[Begin]
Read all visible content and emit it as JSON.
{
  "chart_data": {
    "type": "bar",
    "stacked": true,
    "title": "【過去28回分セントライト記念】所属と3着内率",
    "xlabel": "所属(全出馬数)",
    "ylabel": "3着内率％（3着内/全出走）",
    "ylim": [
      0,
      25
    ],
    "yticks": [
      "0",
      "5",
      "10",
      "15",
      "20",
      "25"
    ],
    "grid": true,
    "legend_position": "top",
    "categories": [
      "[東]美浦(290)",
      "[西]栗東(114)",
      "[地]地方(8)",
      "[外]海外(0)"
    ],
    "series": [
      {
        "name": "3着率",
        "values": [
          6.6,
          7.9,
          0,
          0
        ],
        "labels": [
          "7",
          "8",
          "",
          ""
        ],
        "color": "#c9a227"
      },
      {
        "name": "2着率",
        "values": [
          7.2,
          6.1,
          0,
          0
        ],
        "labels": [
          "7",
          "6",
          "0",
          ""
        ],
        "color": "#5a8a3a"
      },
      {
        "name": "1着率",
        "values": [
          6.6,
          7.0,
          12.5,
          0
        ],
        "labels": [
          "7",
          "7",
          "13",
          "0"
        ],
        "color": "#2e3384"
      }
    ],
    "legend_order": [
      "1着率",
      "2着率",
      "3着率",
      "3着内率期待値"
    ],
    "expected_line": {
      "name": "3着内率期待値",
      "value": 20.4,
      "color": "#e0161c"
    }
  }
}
[End]
### [Your instructions]
Identify each line in the entries with the word "name" and copy it.

### [Exercise answer]
        "name": "3着率",
        "name": "2着率",
        "name": "1着率",
      "name": "3着内率期待値",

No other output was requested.